**Exercise aim:**
Word-for-word reproduction, images excluded: copy every entry below.

Segment Start: Source data

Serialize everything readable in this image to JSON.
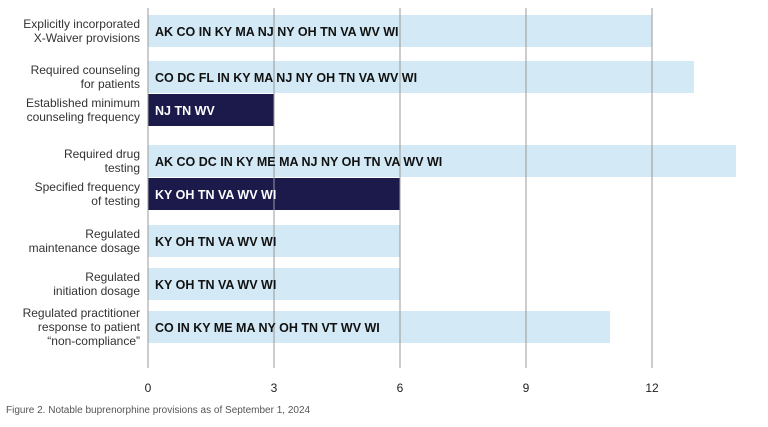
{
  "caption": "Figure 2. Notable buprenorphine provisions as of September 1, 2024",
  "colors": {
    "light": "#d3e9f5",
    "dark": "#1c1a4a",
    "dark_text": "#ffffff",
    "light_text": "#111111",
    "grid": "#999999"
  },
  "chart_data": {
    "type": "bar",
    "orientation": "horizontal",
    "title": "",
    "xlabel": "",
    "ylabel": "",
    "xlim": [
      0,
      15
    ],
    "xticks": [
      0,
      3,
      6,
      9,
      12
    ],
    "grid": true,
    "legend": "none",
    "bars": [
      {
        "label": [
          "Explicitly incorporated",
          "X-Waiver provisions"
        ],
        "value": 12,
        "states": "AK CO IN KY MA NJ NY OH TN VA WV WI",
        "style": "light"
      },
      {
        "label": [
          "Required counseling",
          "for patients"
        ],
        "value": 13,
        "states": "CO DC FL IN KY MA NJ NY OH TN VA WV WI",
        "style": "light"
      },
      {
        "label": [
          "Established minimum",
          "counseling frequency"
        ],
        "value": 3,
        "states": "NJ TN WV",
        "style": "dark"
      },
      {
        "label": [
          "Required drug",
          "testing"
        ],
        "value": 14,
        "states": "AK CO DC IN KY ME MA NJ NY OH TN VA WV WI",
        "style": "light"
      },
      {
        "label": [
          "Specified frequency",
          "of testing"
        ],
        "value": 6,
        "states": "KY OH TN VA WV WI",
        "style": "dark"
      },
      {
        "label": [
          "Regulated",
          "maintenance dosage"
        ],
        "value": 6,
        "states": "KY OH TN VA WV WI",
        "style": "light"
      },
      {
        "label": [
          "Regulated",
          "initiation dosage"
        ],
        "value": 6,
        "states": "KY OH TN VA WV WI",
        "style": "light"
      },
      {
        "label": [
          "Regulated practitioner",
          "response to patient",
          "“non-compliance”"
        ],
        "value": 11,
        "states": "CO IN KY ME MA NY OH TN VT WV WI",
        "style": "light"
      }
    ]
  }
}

Segment End: Source data

**Answer section:**
Serialize everything readable in this image to JSON.
{
  "caption": "Figure 2. Notable buprenorphine provisions as of September 1, 2024",
  "colors": {
    "light": "#d3e9f5",
    "dark": "#1c1a4a",
    "dark_text": "#ffffff",
    "light_text": "#111111",
    "grid": "#999999"
  },
  "chart_data": {
    "type": "bar",
    "orientation": "horizontal",
    "title": "",
    "xlabel": "",
    "ylabel": "",
    "xlim": [
      0,
      15
    ],
    "xticks": [
      0,
      3,
      6,
      9,
      12
    ],
    "grid": true,
    "legend": "none",
    "bars": [
      {
        "label": [
          "Explicitly incorporated",
          "X-Waiver provisions"
        ],
        "value": 12,
        "states": "AK CO IN KY MA NJ NY OH TN VA WV WI",
        "style": "light"
      },
      {
        "label": [
          "Required counseling",
          "for patients"
        ],
        "value": 13,
        "states": "CO DC FL IN KY MA NJ NY OH TN VA WV WI",
        "style": "light"
      },
      {
        "label": [
          "Established minimum",
          "counseling frequency"
        ],
        "value": 3,
        "states": "NJ TN WV",
        "style": "dark"
      },
      {
        "label": [
          "Required drug",
          "testing"
        ],
        "value": 14,
        "states": "AK CO DC IN KY ME MA NJ NY OH TN VA WV WI",
        "style": "light"
      },
      {
        "label": [
          "Specified frequency",
          "of testing"
        ],
        "value": 6,
        "states": "KY OH TN VA WV WI",
        "style": "dark"
      },
      {
        "label": [
          "Regulated",
          "maintenance dosage"
        ],
        "value": 6,
        "states": "KY OH TN VA WV WI",
        "style": "light"
      },
      {
        "label": [
          "Regulated",
          "initiation dosage"
        ],
        "value": 6,
        "states": "KY OH TN VA WV WI",
        "style": "light"
      },
      {
        "label": [
          "Regulated practitioner",
          "response to patient",
          "“non-compliance”"
        ],
        "value": 11,
        "states": "CO IN KY ME MA NY OH TN VT WV WI",
        "style": "light"
      }
    ]
  }
}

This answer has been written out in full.